[Stored records]
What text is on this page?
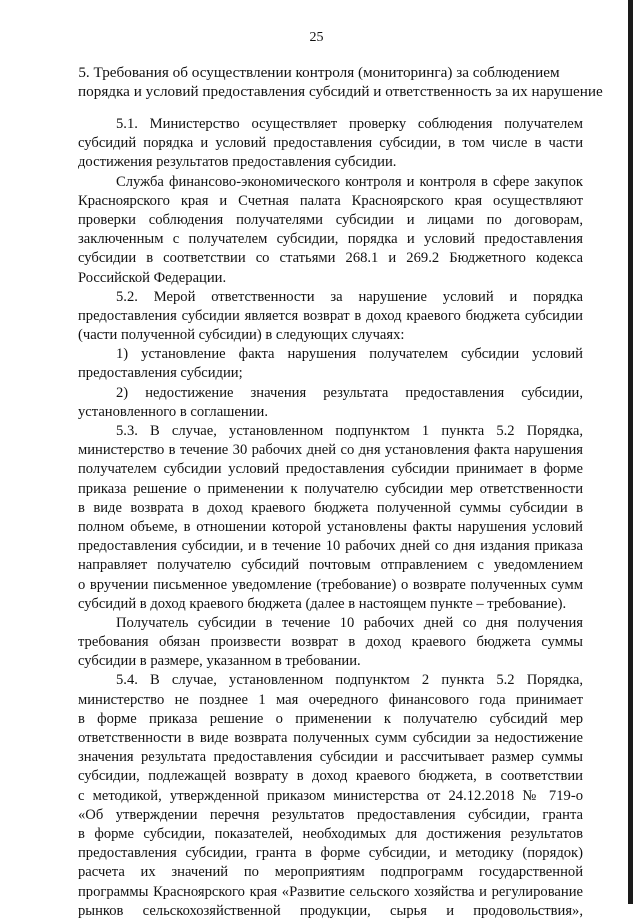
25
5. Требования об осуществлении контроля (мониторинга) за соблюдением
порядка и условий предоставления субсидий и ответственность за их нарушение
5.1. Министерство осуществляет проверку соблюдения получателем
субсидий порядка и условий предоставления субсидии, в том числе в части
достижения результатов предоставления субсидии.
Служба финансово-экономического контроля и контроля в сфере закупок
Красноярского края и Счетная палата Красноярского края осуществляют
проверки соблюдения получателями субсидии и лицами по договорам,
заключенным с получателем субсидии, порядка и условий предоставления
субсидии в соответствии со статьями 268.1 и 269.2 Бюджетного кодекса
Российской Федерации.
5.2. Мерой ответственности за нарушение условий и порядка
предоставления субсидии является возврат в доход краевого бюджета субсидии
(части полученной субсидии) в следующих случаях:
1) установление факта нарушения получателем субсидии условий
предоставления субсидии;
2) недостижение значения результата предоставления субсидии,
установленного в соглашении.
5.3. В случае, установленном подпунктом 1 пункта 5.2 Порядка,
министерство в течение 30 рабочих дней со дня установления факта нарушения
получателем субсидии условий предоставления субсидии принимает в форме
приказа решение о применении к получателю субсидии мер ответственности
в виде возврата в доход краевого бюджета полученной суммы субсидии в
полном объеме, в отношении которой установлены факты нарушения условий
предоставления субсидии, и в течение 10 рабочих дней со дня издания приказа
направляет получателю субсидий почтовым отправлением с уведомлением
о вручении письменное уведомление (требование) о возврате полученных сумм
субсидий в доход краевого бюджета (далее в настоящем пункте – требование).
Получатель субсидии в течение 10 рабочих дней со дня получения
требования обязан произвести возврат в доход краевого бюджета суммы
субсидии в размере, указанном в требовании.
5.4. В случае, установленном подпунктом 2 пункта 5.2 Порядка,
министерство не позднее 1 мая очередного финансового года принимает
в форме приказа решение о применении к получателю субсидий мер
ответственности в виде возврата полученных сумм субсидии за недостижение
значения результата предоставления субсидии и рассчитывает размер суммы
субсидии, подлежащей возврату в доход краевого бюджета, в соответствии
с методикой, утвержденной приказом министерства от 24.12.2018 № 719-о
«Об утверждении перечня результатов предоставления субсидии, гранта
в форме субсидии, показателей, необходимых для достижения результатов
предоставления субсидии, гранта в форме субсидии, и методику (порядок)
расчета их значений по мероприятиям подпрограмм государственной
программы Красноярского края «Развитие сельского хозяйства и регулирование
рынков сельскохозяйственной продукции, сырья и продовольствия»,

EXERCISE PROMPT:
Search the records for the word "ответственности" and copy every line where it occurs.

THE RESULT:
5.2. Мерой ответственности за нарушение условий и порядка
приказа решение о применении к получателю субсидии мер ответственности
ответственности в виде возврата полученных сумм субсидии за недостижение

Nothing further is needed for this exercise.